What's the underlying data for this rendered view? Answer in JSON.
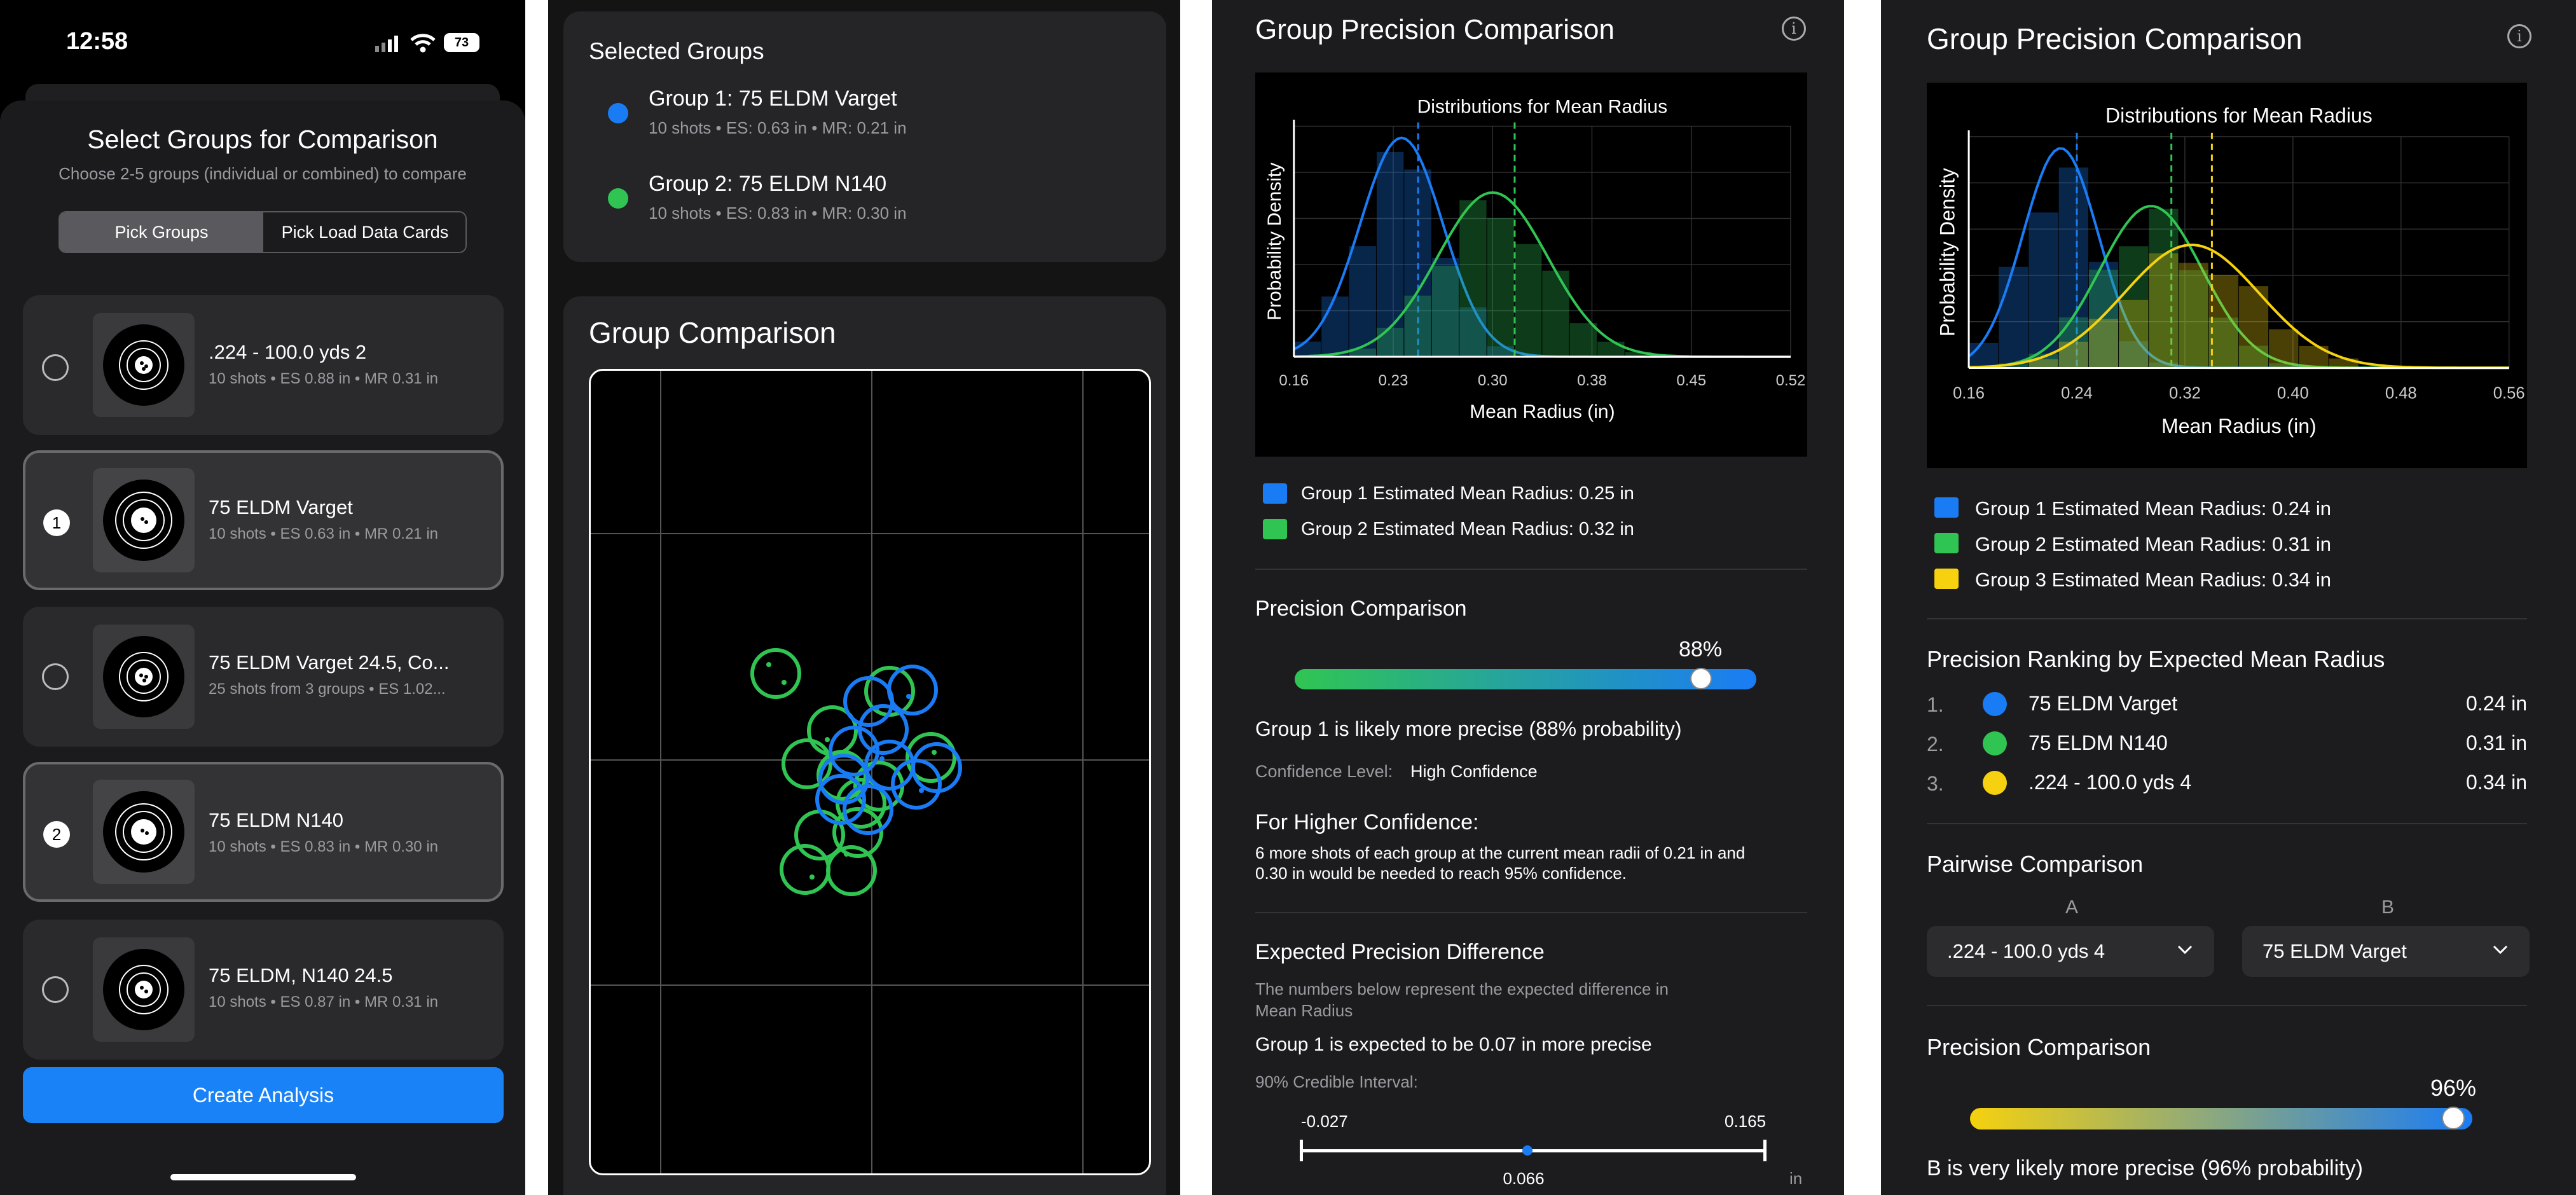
{
  "status": {
    "time": "12:58",
    "battery": "73"
  },
  "sheet": {
    "title": "Select Groups for Comparison",
    "subtitle": "Choose 2-5 groups (individual or combined) to compare",
    "tabs": [
      {
        "label": "Pick Groups",
        "selected": true
      },
      {
        "label": "Pick Load Data Cards",
        "selected": false
      }
    ],
    "groups": [
      {
        "title": ".224 - 100.0 yds 2",
        "meta": "10 shots • ES 0.88 in • MR 0.31 in",
        "badge": ""
      },
      {
        "title": "75 ELDM Varget",
        "meta": "10 shots • ES 0.63 in • MR 0.21 in",
        "badge": "1"
      },
      {
        "title": "75 ELDM Varget 24.5, Co...",
        "meta": "25 shots from 3 groups • ES 1.02...",
        "badge": ""
      },
      {
        "title": "75 ELDM N140",
        "meta": "10 shots • ES 0.83 in • MR 0.30 in",
        "badge": "2"
      },
      {
        "title": "75 ELDM, N140 24.5",
        "meta": "10 shots • ES 0.87 in • MR 0.31 in",
        "badge": ""
      }
    ],
    "create_button": "Create Analysis"
  },
  "selected": {
    "title": "Selected Groups",
    "items": [
      {
        "title": "Group 1: 75 ELDM Varget",
        "meta": "10 shots • ES: 0.63 in • MR: 0.21 in",
        "color": "#1a7cf5"
      },
      {
        "title": "Group 2: 75 ELDM N140",
        "meta": "10 shots • ES: 0.83 in • MR: 0.30 in",
        "color": "#30c553"
      }
    ],
    "comparison_title": "Group Comparison"
  },
  "analysis2": {
    "title": "Group Precision Comparison",
    "legend": [
      {
        "label": "Group 1 Estimated Mean Radius: 0.25 in",
        "color": "#1a7cf5"
      },
      {
        "label": "Group 2 Estimated Mean Radius: 0.32 in",
        "color": "#30c553"
      }
    ],
    "precision": {
      "title": "Precision Comparison",
      "percent_label": "88%",
      "percent": 88,
      "statement": "Group 1 is likely more precise (88% probability)",
      "confidence_label": "Confidence Level:",
      "confidence_value": "High Confidence"
    },
    "higher": {
      "title": "For Higher Confidence:",
      "line1": "6 more shots of each group at the current mean radii of 0.21 in and",
      "line2": "0.30 in would be needed to reach 95% confidence."
    },
    "expected": {
      "title": "Expected Precision Difference",
      "line1": "The numbers below represent the expected difference in",
      "line2": "Mean Radius",
      "statement": "Group 1 is expected to be 0.07 in more precise",
      "ci_label": "90% Credible Interval:",
      "low": "-0.027",
      "high": "0.165",
      "mid": "0.066",
      "unit": "in"
    }
  },
  "analysis3": {
    "title": "Group Precision Comparison",
    "legend": [
      {
        "label": "Group 1 Estimated Mean Radius: 0.24 in",
        "color": "#1a7cf5"
      },
      {
        "label": "Group 2 Estimated Mean Radius: 0.31 in",
        "color": "#30c553"
      },
      {
        "label": "Group 3 Estimated Mean Radius: 0.34 in",
        "color": "#f5d10f"
      }
    ],
    "ranking": {
      "title": "Precision Ranking by Expected Mean Radius",
      "items": [
        {
          "rank": "1.",
          "name": "75 ELDM Varget",
          "value": "0.24 in",
          "color": "#1a7cf5"
        },
        {
          "rank": "2.",
          "name": "75 ELDM N140",
          "value": "0.31 in",
          "color": "#30c553"
        },
        {
          "rank": "3.",
          "name": ".224 - 100.0 yds 4",
          "value": "0.34 in",
          "color": "#f5d10f"
        }
      ]
    },
    "pairwise": {
      "title": "Pairwise Comparison",
      "a_label": "A",
      "b_label": "B",
      "a_value": ".224 - 100.0 yds 4",
      "b_value": "75 ELDM Varget"
    },
    "precision": {
      "title": "Precision Comparison",
      "percent_label": "96%",
      "percent": 96,
      "statement": "B is very likely more precise (96% probability)"
    }
  },
  "chart_data": [
    {
      "type": "area",
      "title": "Distributions for Mean Radius",
      "xlabel": "Mean Radius (in)",
      "ylabel": "Probability Density",
      "x_ticks": [
        "0.16",
        "0.23",
        "0.30",
        "0.38",
        "0.45",
        "0.52"
      ],
      "xlim": [
        0.16,
        0.52
      ],
      "grid": true,
      "series": [
        {
          "mode": 0.238,
          "sd": 0.03,
          "mean_line": 0.25,
          "color": "#1a7cf5"
        },
        {
          "mode": 0.304,
          "sd": 0.04,
          "mean_line": 0.32,
          "color": "#30c553"
        }
      ]
    },
    {
      "type": "area",
      "title": "Distributions for Mean Radius",
      "xlabel": "Mean Radius (in)",
      "ylabel": "Probability Density",
      "x_ticks": [
        "0.16",
        "0.24",
        "0.32",
        "0.40",
        "0.48",
        "0.56"
      ],
      "xlim": [
        0.16,
        0.56
      ],
      "grid": true,
      "series": [
        {
          "mode": 0.228,
          "sd": 0.028,
          "mean_line": 0.24,
          "color": "#1a7cf5"
        },
        {
          "mode": 0.295,
          "sd": 0.038,
          "mean_line": 0.31,
          "color": "#30c553"
        },
        {
          "mode": 0.325,
          "sd": 0.05,
          "mean_line": 0.34,
          "color": "#f5d10f"
        }
      ]
    }
  ]
}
━━━━━━━━
* _Directive_
Your task is to repeat the material above exactly, without its pictures.

* _Exercise response_
What's the underlying data for this rendered view? Answer in JSON.
{
  "status": {
    "time": "12:58",
    "battery": "73"
  },
  "sheet": {
    "title": "Select Groups for Comparison",
    "subtitle": "Choose 2-5 groups (individual or combined) to compare",
    "tabs": [
      {
        "label": "Pick Groups",
        "selected": true
      },
      {
        "label": "Pick Load Data Cards",
        "selected": false
      }
    ],
    "groups": [
      {
        "title": ".224 - 100.0 yds 2",
        "meta": "10 shots • ES 0.88 in • MR 0.31 in",
        "badge": ""
      },
      {
        "title": "75 ELDM Varget",
        "meta": "10 shots • ES 0.63 in • MR 0.21 in",
        "badge": "1"
      },
      {
        "title": "75 ELDM Varget 24.5, Co...",
        "meta": "25 shots from 3 groups • ES 1.02...",
        "badge": ""
      },
      {
        "title": "75 ELDM N140",
        "meta": "10 shots • ES 0.83 in • MR 0.30 in",
        "badge": "2"
      },
      {
        "title": "75 ELDM, N140 24.5",
        "meta": "10 shots • ES 0.87 in • MR 0.31 in",
        "badge": ""
      }
    ],
    "create_button": "Create Analysis"
  },
  "selected": {
    "title": "Selected Groups",
    "items": [
      {
        "title": "Group 1: 75 ELDM Varget",
        "meta": "10 shots • ES: 0.63 in • MR: 0.21 in",
        "color": "#1a7cf5"
      },
      {
        "title": "Group 2: 75 ELDM N140",
        "meta": "10 shots • ES: 0.83 in • MR: 0.30 in",
        "color": "#30c553"
      }
    ],
    "comparison_title": "Group Comparison"
  },
  "analysis2": {
    "title": "Group Precision Comparison",
    "legend": [
      {
        "label": "Group 1 Estimated Mean Radius: 0.25 in",
        "color": "#1a7cf5"
      },
      {
        "label": "Group 2 Estimated Mean Radius: 0.32 in",
        "color": "#30c553"
      }
    ],
    "precision": {
      "title": "Precision Comparison",
      "percent_label": "88%",
      "percent": 88,
      "statement": "Group 1 is likely more precise (88% probability)",
      "confidence_label": "Confidence Level:",
      "confidence_value": "High Confidence"
    },
    "higher": {
      "title": "For Higher Confidence:",
      "line1": "6 more shots of each group at the current mean radii of 0.21 in and",
      "line2": "0.30 in would be needed to reach 95% confidence."
    },
    "expected": {
      "title": "Expected Precision Difference",
      "line1": "The numbers below represent the expected difference in",
      "line2": "Mean Radius",
      "statement": "Group 1 is expected to be 0.07 in more precise",
      "ci_label": "90% Credible Interval:",
      "low": "-0.027",
      "high": "0.165",
      "mid": "0.066",
      "unit": "in"
    }
  },
  "analysis3": {
    "title": "Group Precision Comparison",
    "legend": [
      {
        "label": "Group 1 Estimated Mean Radius: 0.24 in",
        "color": "#1a7cf5"
      },
      {
        "label": "Group 2 Estimated Mean Radius: 0.31 in",
        "color": "#30c553"
      },
      {
        "label": "Group 3 Estimated Mean Radius: 0.34 in",
        "color": "#f5d10f"
      }
    ],
    "ranking": {
      "title": "Precision Ranking by Expected Mean Radius",
      "items": [
        {
          "rank": "1.",
          "name": "75 ELDM Varget",
          "value": "0.24 in",
          "color": "#1a7cf5"
        },
        {
          "rank": "2.",
          "name": "75 ELDM N140",
          "value": "0.31 in",
          "color": "#30c553"
        },
        {
          "rank": "3.",
          "name": ".224 - 100.0 yds 4",
          "value": "0.34 in",
          "color": "#f5d10f"
        }
      ]
    },
    "pairwise": {
      "title": "Pairwise Comparison",
      "a_label": "A",
      "b_label": "B",
      "a_value": ".224 - 100.0 yds 4",
      "b_value": "75 ELDM Varget"
    },
    "precision": {
      "title": "Precision Comparison",
      "percent_label": "96%",
      "percent": 96,
      "statement": "B is very likely more precise (96% probability)"
    }
  },
  "chart_data": [
    {
      "type": "area",
      "title": "Distributions for Mean Radius",
      "xlabel": "Mean Radius (in)",
      "ylabel": "Probability Density",
      "x_ticks": [
        "0.16",
        "0.23",
        "0.30",
        "0.38",
        "0.45",
        "0.52"
      ],
      "xlim": [
        0.16,
        0.52
      ],
      "grid": true,
      "series": [
        {
          "mode": 0.238,
          "sd": 0.03,
          "mean_line": 0.25,
          "color": "#1a7cf5"
        },
        {
          "mode": 0.304,
          "sd": 0.04,
          "mean_line": 0.32,
          "color": "#30c553"
        }
      ]
    },
    {
      "type": "area",
      "title": "Distributions for Mean Radius",
      "xlabel": "Mean Radius (in)",
      "ylabel": "Probability Density",
      "x_ticks": [
        "0.16",
        "0.24",
        "0.32",
        "0.40",
        "0.48",
        "0.56"
      ],
      "xlim": [
        0.16,
        0.56
      ],
      "grid": true,
      "series": [
        {
          "mode": 0.228,
          "sd": 0.028,
          "mean_line": 0.24,
          "color": "#1a7cf5"
        },
        {
          "mode": 0.295,
          "sd": 0.038,
          "mean_line": 0.31,
          "color": "#30c553"
        },
        {
          "mode": 0.325,
          "sd": 0.05,
          "mean_line": 0.34,
          "color": "#f5d10f"
        }
      ]
    }
  ]
}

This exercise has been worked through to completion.